Without skipping anything, write out each record below exactly.

**** Source data ****

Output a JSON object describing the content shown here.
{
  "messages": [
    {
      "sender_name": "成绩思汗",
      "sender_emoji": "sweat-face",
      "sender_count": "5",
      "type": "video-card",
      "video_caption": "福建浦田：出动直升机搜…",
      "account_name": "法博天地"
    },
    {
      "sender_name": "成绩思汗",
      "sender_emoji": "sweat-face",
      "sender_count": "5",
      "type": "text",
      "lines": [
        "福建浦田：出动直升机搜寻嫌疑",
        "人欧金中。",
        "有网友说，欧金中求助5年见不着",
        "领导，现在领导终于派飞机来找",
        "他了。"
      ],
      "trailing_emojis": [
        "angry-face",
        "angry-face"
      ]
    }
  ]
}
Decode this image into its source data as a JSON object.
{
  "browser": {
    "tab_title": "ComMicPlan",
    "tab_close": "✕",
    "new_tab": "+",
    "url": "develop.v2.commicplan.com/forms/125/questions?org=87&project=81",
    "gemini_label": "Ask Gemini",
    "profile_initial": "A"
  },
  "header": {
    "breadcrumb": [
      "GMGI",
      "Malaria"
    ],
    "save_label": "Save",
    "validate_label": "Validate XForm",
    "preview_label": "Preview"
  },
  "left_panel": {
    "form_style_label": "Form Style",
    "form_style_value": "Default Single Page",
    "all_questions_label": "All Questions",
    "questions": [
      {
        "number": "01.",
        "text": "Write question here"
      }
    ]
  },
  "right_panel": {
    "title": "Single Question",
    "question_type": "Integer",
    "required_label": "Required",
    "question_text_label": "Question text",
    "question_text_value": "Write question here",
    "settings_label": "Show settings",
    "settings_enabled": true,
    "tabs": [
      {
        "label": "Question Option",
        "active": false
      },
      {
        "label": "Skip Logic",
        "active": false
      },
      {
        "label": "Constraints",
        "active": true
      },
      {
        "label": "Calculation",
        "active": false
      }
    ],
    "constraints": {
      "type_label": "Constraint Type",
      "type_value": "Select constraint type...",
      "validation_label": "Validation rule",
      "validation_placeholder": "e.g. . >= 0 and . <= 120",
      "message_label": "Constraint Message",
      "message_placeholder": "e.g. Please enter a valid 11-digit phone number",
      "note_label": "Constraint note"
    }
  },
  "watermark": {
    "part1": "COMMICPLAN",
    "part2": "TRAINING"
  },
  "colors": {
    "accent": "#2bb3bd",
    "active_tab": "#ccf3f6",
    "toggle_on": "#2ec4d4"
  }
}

****

▶ Answer:
Output a JSON object describing the content shown here.
{
  "messages": [
    {
      "sender_name": "成绩思汗",
      "sender_emoji": "sweat-face",
      "sender_count": "5",
      "type": "video-card",
      "video_caption": "福建浦田：出动直升机搜…",
      "account_name": "法博天地"
    },
    {
      "sender_name": "成绩思汗",
      "sender_emoji": "sweat-face",
      "sender_count": "5",
      "type": "text",
      "lines": [
        "福建浦田：出动直升机搜寻嫌疑",
        "人欧金中。",
        "有网友说，欧金中求助5年见不着",
        "领导，现在领导终于派飞机来找",
        "他了。"
      ],
      "trailing_emojis": [
        "angry-face",
        "angry-face"
      ]
    }
  ]
}
Decode this image into its source data as a JSON object.
{
  "browser": {
    "tab_title": "ComMicPlan",
    "tab_close": "✕",
    "new_tab": "+",
    "url": "develop.v2.commicplan.com/forms/125/questions?org=87&project=81",
    "gemini_label": "Ask Gemini",
    "profile_initial": "A"
  },
  "header": {
    "breadcrumb": [
      "GMGI",
      "Malaria"
    ],
    "save_label": "Save",
    "validate_label": "Validate XForm",
    "preview_label": "Preview"
  },
  "left_panel": {
    "form_style_label": "Form Style",
    "form_style_value": "Default Single Page",
    "all_questions_label": "All Questions",
    "questions": [
      {
        "number": "01.",
        "text": "Write question here"
      }
    ]
  },
  "right_panel": {
    "title": "Single Question",
    "question_type": "Integer",
    "required_label": "Required",
    "question_text_label": "Question text",
    "question_text_value": "Write question here",
    "settings_label": "Show settings",
    "settings_enabled": true,
    "tabs": [
      {
        "label": "Question Option",
        "active": false
      },
      {
        "label": "Skip Logic",
        "active": false
      },
      {
        "label": "Constraints",
        "active": true
      },
      {
        "label": "Calculation",
        "active": false
      }
    ],
    "constraints": {
      "type_label": "Constraint Type",
      "type_value": "Select constraint type...",
      "validation_label": "Validation rule",
      "validation_placeholder": "e.g. . >= 0 and . <= 120",
      "message_label": "Constraint Message",
      "message_placeholder": "e.g. Please enter a valid 11-digit phone number",
      "note_label": "Constraint note"
    }
  },
  "watermark": {
    "part1": "COMMICPLAN",
    "part2": "TRAINING"
  },
  "colors": {
    "accent": "#2bb3bd",
    "active_tab": "#ccf3f6",
    "toggle_on": "#2ec4d4"
  }
}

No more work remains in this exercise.